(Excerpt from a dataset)
"""
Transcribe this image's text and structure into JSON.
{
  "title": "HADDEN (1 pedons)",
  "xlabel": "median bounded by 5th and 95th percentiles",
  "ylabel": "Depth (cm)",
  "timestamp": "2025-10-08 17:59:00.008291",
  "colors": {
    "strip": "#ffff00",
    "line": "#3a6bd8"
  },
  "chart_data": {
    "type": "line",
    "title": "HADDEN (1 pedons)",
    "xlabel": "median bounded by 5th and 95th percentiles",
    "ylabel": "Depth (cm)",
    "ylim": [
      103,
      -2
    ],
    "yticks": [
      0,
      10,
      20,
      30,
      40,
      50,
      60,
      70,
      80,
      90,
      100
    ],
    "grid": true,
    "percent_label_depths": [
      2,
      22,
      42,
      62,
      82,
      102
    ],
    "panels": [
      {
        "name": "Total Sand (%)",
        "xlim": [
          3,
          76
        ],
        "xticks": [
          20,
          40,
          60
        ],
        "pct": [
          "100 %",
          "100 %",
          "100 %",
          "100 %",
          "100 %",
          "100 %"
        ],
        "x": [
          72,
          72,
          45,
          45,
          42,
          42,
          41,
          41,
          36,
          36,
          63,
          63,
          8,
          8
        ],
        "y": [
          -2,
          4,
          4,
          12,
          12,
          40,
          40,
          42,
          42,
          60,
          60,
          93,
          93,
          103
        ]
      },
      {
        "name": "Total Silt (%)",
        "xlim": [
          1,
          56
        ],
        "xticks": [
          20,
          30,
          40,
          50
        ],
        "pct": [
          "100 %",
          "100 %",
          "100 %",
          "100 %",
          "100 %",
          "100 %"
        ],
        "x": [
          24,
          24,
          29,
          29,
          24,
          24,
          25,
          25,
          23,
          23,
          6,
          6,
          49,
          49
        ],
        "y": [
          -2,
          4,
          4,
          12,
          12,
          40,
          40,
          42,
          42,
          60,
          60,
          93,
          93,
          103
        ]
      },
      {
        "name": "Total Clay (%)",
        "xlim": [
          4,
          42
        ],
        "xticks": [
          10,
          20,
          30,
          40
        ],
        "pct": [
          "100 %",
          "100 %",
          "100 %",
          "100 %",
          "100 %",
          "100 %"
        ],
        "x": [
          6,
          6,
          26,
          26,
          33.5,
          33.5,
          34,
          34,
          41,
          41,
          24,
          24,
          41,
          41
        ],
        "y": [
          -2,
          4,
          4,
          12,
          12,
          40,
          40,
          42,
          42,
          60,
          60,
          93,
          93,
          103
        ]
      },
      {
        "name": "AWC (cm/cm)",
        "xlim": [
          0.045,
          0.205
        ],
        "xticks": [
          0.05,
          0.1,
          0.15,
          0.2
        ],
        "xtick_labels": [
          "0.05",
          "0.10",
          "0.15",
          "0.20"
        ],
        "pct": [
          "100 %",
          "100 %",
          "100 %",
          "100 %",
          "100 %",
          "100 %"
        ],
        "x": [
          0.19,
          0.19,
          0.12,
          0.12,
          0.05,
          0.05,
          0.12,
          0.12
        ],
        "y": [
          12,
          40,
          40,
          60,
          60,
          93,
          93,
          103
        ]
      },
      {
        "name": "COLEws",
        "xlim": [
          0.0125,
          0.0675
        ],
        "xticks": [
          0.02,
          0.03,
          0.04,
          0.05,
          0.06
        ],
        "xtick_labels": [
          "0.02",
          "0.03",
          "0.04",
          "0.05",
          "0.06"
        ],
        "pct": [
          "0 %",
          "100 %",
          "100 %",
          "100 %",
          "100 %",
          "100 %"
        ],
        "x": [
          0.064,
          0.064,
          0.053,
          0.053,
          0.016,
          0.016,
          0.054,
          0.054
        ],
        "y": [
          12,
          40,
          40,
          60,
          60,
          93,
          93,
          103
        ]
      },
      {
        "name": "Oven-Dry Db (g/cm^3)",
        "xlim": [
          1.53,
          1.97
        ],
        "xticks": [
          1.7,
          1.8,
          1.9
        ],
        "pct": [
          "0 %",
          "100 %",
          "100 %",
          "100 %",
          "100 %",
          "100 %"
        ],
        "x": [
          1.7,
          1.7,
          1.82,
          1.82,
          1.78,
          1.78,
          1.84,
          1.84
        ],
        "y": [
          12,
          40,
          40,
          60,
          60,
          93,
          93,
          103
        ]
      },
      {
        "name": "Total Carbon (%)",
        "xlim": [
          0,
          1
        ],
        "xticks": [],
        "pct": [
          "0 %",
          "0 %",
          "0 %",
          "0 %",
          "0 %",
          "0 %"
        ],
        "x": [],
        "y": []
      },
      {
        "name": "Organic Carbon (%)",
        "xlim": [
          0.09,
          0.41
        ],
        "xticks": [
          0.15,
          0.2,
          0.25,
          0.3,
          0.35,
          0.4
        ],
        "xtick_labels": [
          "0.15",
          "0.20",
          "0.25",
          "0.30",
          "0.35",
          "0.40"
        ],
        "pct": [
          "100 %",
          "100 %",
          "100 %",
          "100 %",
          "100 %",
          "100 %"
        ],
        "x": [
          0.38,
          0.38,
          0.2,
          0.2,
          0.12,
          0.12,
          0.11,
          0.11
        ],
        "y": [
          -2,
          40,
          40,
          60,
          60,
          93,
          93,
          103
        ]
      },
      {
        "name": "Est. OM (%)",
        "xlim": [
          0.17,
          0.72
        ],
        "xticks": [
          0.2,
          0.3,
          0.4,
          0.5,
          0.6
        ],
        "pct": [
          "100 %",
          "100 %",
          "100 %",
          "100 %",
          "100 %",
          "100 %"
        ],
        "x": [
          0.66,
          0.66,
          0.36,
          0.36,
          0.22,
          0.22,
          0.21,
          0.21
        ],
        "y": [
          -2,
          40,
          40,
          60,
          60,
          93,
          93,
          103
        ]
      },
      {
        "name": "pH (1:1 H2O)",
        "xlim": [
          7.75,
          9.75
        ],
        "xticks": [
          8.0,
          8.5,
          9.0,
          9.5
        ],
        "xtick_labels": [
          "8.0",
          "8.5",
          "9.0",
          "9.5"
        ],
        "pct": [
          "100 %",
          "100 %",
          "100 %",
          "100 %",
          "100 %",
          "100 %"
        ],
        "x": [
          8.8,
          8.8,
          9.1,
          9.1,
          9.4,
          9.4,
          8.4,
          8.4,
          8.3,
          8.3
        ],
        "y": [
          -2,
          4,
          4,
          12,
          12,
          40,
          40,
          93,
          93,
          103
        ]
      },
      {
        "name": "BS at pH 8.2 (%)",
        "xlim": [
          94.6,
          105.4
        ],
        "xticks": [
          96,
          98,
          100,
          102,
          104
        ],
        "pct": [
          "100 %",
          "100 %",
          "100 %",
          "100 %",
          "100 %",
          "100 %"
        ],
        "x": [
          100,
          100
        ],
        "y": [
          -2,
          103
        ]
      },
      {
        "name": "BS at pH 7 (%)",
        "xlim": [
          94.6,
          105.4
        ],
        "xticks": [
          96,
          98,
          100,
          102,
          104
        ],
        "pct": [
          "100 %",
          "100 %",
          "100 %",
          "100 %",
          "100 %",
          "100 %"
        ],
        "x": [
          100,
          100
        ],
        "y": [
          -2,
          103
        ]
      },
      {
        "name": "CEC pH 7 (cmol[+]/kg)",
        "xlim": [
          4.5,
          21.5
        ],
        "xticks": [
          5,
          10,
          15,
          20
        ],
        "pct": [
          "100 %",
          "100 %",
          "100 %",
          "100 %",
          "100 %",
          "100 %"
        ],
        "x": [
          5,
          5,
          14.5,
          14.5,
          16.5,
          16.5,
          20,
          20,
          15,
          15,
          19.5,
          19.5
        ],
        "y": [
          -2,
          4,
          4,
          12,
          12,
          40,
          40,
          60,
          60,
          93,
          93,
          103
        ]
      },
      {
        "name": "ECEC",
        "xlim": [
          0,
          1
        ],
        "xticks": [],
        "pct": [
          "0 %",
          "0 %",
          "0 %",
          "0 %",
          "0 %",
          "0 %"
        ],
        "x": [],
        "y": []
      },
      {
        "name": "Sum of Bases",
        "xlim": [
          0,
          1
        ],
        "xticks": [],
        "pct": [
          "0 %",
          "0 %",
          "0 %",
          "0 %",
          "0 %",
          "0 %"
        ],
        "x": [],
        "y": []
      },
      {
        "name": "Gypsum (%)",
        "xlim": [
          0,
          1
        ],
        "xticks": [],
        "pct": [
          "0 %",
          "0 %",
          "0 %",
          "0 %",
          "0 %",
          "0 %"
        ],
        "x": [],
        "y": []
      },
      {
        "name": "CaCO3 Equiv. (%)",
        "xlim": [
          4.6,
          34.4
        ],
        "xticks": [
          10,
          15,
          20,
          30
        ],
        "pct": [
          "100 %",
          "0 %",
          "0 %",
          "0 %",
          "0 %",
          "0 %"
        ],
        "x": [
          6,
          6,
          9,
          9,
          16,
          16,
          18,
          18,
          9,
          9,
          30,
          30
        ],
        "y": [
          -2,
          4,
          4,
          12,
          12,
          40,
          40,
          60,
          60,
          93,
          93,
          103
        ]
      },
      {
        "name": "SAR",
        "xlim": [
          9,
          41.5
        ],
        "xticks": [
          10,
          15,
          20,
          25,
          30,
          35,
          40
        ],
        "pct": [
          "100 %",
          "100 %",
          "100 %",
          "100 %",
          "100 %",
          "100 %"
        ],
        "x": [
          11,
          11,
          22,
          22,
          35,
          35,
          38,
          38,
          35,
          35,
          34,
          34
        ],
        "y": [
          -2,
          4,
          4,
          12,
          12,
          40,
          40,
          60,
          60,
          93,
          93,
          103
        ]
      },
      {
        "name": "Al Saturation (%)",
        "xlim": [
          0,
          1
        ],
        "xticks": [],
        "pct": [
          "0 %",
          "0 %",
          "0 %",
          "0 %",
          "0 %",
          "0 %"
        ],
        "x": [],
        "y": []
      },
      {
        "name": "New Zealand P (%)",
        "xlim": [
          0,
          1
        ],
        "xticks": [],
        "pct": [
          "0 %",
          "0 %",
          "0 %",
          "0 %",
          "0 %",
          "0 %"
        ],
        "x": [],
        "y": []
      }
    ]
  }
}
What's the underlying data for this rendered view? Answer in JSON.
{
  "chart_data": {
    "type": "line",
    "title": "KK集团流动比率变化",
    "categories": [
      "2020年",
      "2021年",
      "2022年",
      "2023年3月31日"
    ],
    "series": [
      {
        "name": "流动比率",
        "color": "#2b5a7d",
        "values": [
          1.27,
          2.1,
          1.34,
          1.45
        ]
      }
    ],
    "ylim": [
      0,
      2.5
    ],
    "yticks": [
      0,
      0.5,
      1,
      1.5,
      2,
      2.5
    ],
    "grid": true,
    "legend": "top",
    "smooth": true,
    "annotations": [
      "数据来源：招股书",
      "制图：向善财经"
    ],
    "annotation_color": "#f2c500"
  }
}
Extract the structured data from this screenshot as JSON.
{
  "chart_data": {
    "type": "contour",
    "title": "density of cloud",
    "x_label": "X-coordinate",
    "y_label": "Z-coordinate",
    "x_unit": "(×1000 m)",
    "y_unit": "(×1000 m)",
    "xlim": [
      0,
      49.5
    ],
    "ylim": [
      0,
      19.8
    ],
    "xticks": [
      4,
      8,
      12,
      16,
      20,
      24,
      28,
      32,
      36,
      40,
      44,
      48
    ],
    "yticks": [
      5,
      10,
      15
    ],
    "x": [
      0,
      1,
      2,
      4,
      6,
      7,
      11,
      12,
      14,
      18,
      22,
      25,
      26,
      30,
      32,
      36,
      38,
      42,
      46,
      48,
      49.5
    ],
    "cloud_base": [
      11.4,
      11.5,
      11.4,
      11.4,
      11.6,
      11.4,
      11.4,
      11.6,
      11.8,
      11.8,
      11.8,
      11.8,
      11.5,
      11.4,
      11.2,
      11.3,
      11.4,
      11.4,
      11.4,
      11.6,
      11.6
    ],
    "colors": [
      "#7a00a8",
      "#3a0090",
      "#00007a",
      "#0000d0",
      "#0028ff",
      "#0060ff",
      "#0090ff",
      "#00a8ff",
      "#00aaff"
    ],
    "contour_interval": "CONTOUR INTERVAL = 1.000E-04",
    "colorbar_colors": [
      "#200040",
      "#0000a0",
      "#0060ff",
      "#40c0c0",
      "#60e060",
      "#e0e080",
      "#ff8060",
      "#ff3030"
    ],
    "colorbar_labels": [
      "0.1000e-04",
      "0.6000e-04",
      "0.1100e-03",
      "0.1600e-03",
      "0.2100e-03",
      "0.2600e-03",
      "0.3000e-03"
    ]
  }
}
"""
#### What you need to do
Reproduce exactly the line containing "Extract the structured" and every line after it through the end of the records above, and nothing else.

#### Full solution
Extract the structured data from this screenshot as JSON.
{
  "chart_data": {
    "type": "contour",
    "title": "density of cloud",
    "x_label": "X-coordinate",
    "y_label": "Z-coordinate",
    "x_unit": "(×1000 m)",
    "y_unit": "(×1000 m)",
    "xlim": [
      0,
      49.5
    ],
    "ylim": [
      0,
      19.8
    ],
    "xticks": [
      4,
      8,
      12,
      16,
      20,
      24,
      28,
      32,
      36,
      40,
      44,
      48
    ],
    "yticks": [
      5,
      10,
      15
    ],
    "x": [
      0,
      1,
      2,
      4,
      6,
      7,
      11,
      12,
      14,
      18,
      22,
      25,
      26,
      30,
      32,
      36,
      38,
      42,
      46,
      48,
      49.5
    ],
    "cloud_base": [
      11.4,
      11.5,
      11.4,
      11.4,
      11.6,
      11.4,
      11.4,
      11.6,
      11.8,
      11.8,
      11.8,
      11.8,
      11.5,
      11.4,
      11.2,
      11.3,
      11.4,
      11.4,
      11.4,
      11.6,
      11.6
    ],
    "colors": [
      "#7a00a8",
      "#3a0090",
      "#00007a",
      "#0000d0",
      "#0028ff",
      "#0060ff",
      "#0090ff",
      "#00a8ff",
      "#00aaff"
    ],
    "contour_interval": "CONTOUR INTERVAL = 1.000E-04",
    "colorbar_colors": [
      "#200040",
      "#0000a0",
      "#0060ff",
      "#40c0c0",
      "#60e060",
      "#e0e080",
      "#ff8060",
      "#ff3030"
    ],
    "colorbar_labels": [
      "0.1000e-04",
      "0.6000e-04",
      "0.1100e-03",
      "0.1600e-03",
      "0.2100e-03",
      "0.2600e-03",
      "0.3000e-03"
    ]
  }
}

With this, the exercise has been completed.